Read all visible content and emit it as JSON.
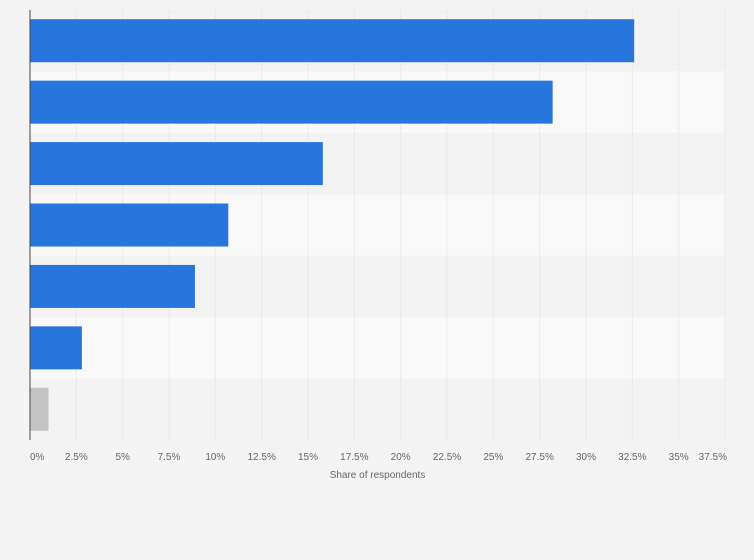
{
  "chart_data": {
    "type": "bar",
    "orientation": "horizontal",
    "categories": [
      "",
      "",
      "",
      "",
      "",
      "",
      ""
    ],
    "values": [
      32.6,
      28.2,
      15.8,
      10.7,
      8.9,
      2.8,
      1.0
    ],
    "bar_colors": [
      "#2876dd",
      "#2876dd",
      "#2876dd",
      "#2876dd",
      "#2876dd",
      "#2876dd",
      "#c4c4c4"
    ],
    "xlabel": "Share of respondents",
    "ylabel": "",
    "xlim": [
      0,
      37.5
    ],
    "xticks": [
      0,
      2.5,
      5,
      7.5,
      10,
      12.5,
      15,
      17.5,
      20,
      22.5,
      25,
      27.5,
      30,
      32.5,
      35,
      37.5
    ],
    "xtick_labels": [
      "0%",
      "2.5%",
      "5%",
      "7.5%",
      "10%",
      "12.5%",
      "15%",
      "17.5%",
      "20%",
      "22.5%",
      "25%",
      "27.5%",
      "30%",
      "32.5%",
      "35%",
      "37.5%"
    ],
    "grid": true,
    "legend": "none"
  },
  "colors": {
    "background": "#f4f4f4",
    "row_band_light": "#f9f9f9",
    "row_band_dark": "#f3f3f3",
    "gridline": "#dedede",
    "axis": "#444444",
    "tick_text": "#666666"
  }
}
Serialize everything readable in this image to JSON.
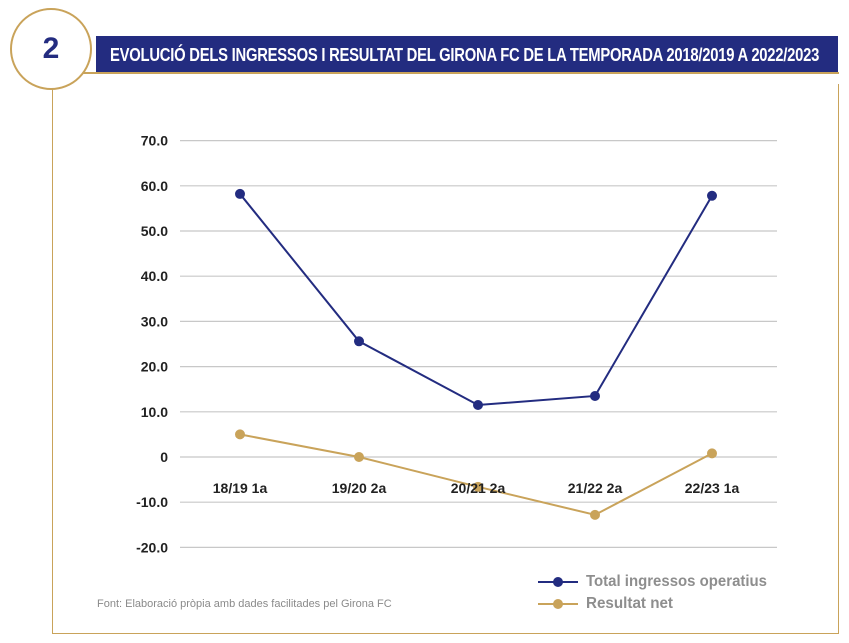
{
  "header": {
    "number": "2",
    "title": "EVOLUCIÓ DELS INGRESSOS I RESULTAT DEL GIRONA FC DE LA TEMPORADA 2018/2019 A 2022/2023"
  },
  "source": "Font: Elaboració pròpia amb dades facilitades pel Girona FC",
  "colors": {
    "navy": "#232c80",
    "gold": "#c9a35a",
    "grid": "#c8c8c8"
  },
  "chart_data": {
    "type": "line",
    "categories": [
      "18/19 1a",
      "19/20 2a",
      "20/21 2a",
      "21/22 2a",
      "22/23 1a"
    ],
    "series": [
      {
        "name": "Total ingressos operatius",
        "color": "#232c80",
        "values": [
          58.2,
          25.6,
          11.5,
          13.5,
          57.8
        ]
      },
      {
        "name": "Resultat net",
        "color": "#c9a35a",
        "values": [
          5.0,
          0.0,
          -6.6,
          -12.8,
          0.8
        ]
      }
    ],
    "yticks": [
      "70.0",
      "60.0",
      "50.0",
      "40.0",
      "30.0",
      "20.0",
      "10.0",
      "0",
      "-10.0",
      "-20.0"
    ],
    "ylim": [
      -20,
      70
    ],
    "grid": true,
    "legend": "bottom-right"
  }
}
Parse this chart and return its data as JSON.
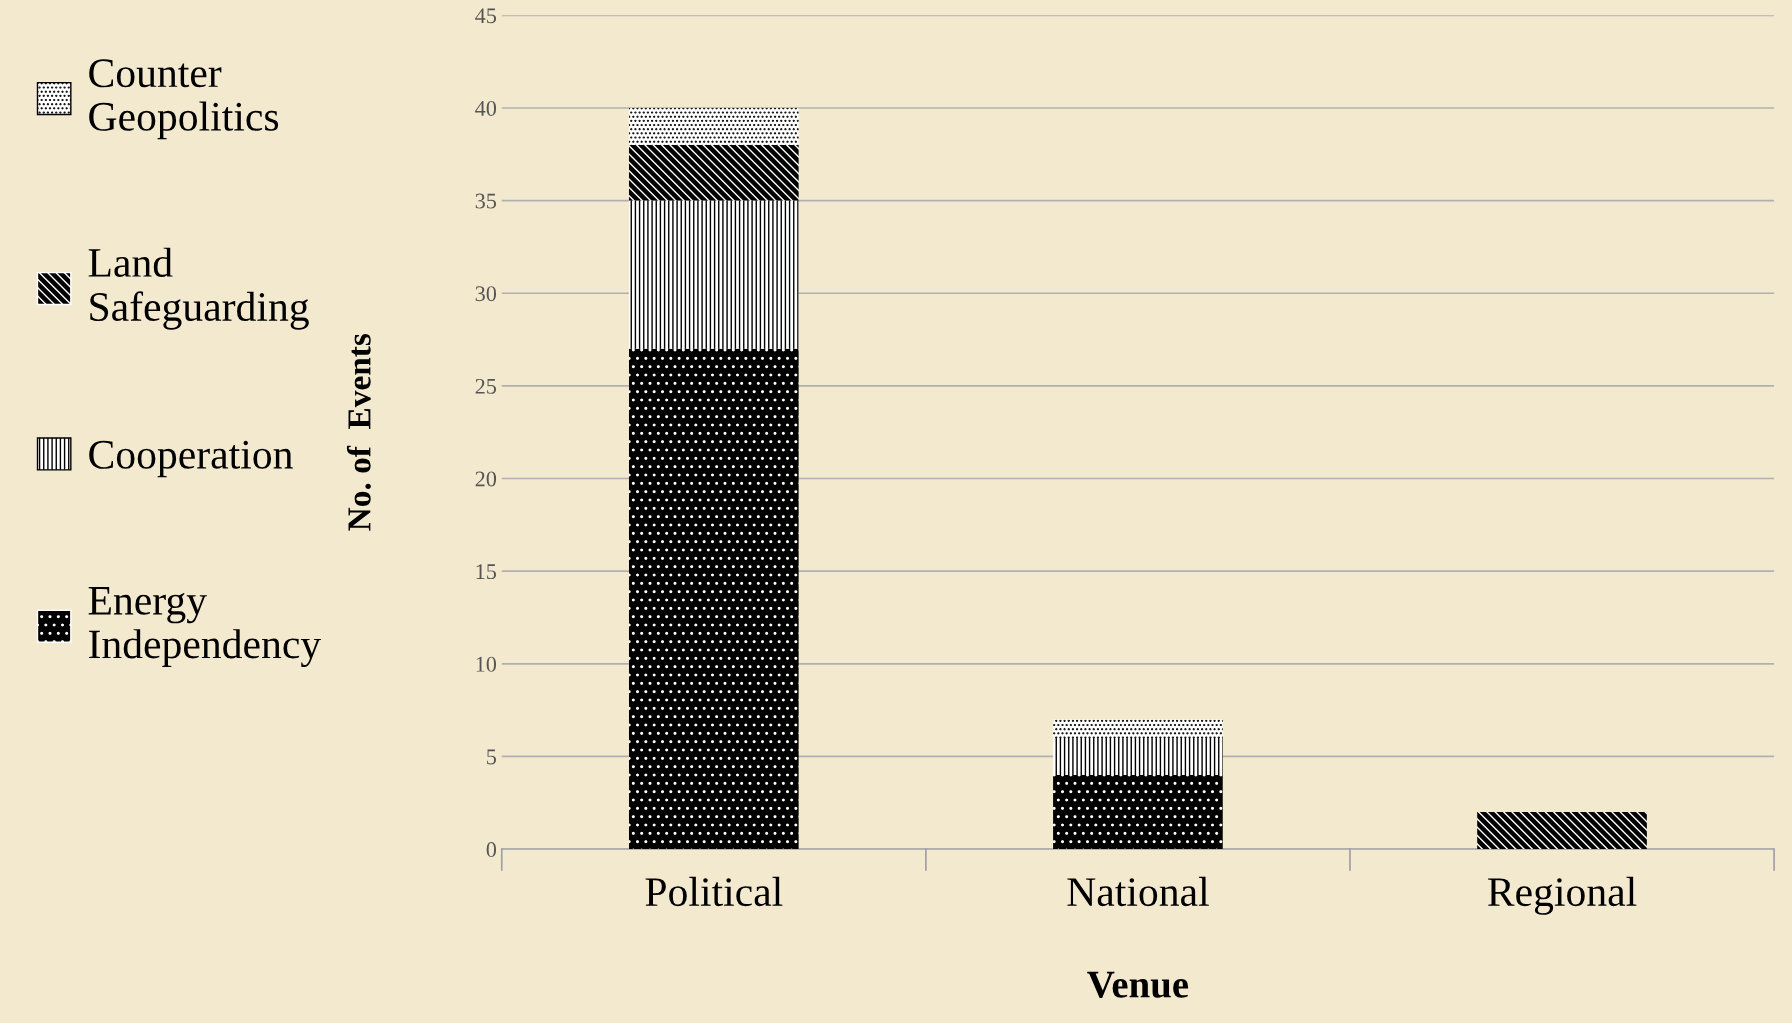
{
  "chart_data": {
    "type": "bar",
    "stacked": true,
    "xlabel": "Venue",
    "ylabel": "No. of  Events",
    "categories": [
      "Political",
      "National",
      "Regional"
    ],
    "series": [
      {
        "name": "Energy Independency",
        "color": "#000000",
        "values": [
          27,
          4,
          0
        ]
      },
      {
        "name": "Cooperation",
        "color": "#ffffff",
        "values": [
          8,
          2,
          0
        ]
      },
      {
        "name": "Land Safeguarding",
        "color": "#000000",
        "values": [
          3,
          0,
          2
        ]
      },
      {
        "name": "Counter Geopolitics",
        "color": "#ffffff",
        "values": [
          2,
          1,
          0
        ]
      }
    ],
    "ylim": [
      0,
      45
    ],
    "yticks": [
      0,
      5,
      10,
      15,
      20,
      25,
      30,
      35,
      40,
      45
    ],
    "grid": "y",
    "legend": "left"
  }
}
◇ ◇ ◇ ◇ ◇
__STATED PROBLEM__
Return the material exactly as given, apart from the pictures.

__CORRECT RESPONSE__
Read all visible content and emit it as JSON.
{
  "chart_data": {
    "type": "bar",
    "orientation": "horizontal",
    "categories": [
      "",
      "",
      "",
      "",
      "",
      "",
      ""
    ],
    "values": [
      32.6,
      28.2,
      15.8,
      10.7,
      8.9,
      2.8,
      1.0
    ],
    "bar_colors": [
      "#2876dd",
      "#2876dd",
      "#2876dd",
      "#2876dd",
      "#2876dd",
      "#2876dd",
      "#c4c4c4"
    ],
    "xlabel": "Share of respondents",
    "ylabel": "",
    "xlim": [
      0,
      37.5
    ],
    "xticks": [
      0,
      2.5,
      5,
      7.5,
      10,
      12.5,
      15,
      17.5,
      20,
      22.5,
      25,
      27.5,
      30,
      32.5,
      35,
      37.5
    ],
    "xtick_labels": [
      "0%",
      "2.5%",
      "5%",
      "7.5%",
      "10%",
      "12.5%",
      "15%",
      "17.5%",
      "20%",
      "22.5%",
      "25%",
      "27.5%",
      "30%",
      "32.5%",
      "35%",
      "37.5%"
    ],
    "grid": true,
    "legend": "none"
  },
  "colors": {
    "background": "#f4f4f4",
    "row_band_light": "#f9f9f9",
    "row_band_dark": "#f3f3f3",
    "gridline": "#dedede",
    "axis": "#444444",
    "tick_text": "#666666"
  }
}
Serialize everything readable in this image to JSON.
{
  "header": {
    "number": "2",
    "title": "EVOLUCIÓ DELS INGRESSOS I RESULTAT DEL GIRONA FC DE LA TEMPORADA 2018/2019 A 2022/2023"
  },
  "source": "Font: Elaboració pròpia amb dades facilitades pel Girona FC",
  "colors": {
    "navy": "#232c80",
    "gold": "#c9a35a",
    "grid": "#c8c8c8"
  },
  "chart_data": {
    "type": "line",
    "categories": [
      "18/19 1a",
      "19/20 2a",
      "20/21 2a",
      "21/22 2a",
      "22/23 1a"
    ],
    "series": [
      {
        "name": "Total ingressos operatius",
        "color": "#232c80",
        "values": [
          58.2,
          25.6,
          11.5,
          13.5,
          57.8
        ]
      },
      {
        "name": "Resultat net",
        "color": "#c9a35a",
        "values": [
          5.0,
          0.0,
          -6.6,
          -12.8,
          0.8
        ]
      }
    ],
    "yticks": [
      "70.0",
      "60.0",
      "50.0",
      "40.0",
      "30.0",
      "20.0",
      "10.0",
      "0",
      "-10.0",
      "-20.0"
    ],
    "ylim": [
      -20,
      70
    ],
    "grid": true,
    "legend": "bottom-right"
  }
}
Parse this chart and return its data as JSON.
{
  "chart_data": {
    "type": "bar",
    "stacked": true,
    "xlabel": "Venue",
    "ylabel": "No. of  Events",
    "categories": [
      "Political",
      "National",
      "Regional"
    ],
    "series": [
      {
        "name": "Energy Independency",
        "color": "#000000",
        "values": [
          27,
          4,
          0
        ]
      },
      {
        "name": "Cooperation",
        "color": "#ffffff",
        "values": [
          8,
          2,
          0
        ]
      },
      {
        "name": "Land Safeguarding",
        "color": "#000000",
        "values": [
          3,
          0,
          2
        ]
      },
      {
        "name": "Counter Geopolitics",
        "color": "#ffffff",
        "values": [
          2,
          1,
          0
        ]
      }
    ],
    "ylim": [
      0,
      45
    ],
    "yticks": [
      0,
      5,
      10,
      15,
      20,
      25,
      30,
      35,
      40,
      45
    ],
    "grid": "y",
    "legend": "left"
  }
}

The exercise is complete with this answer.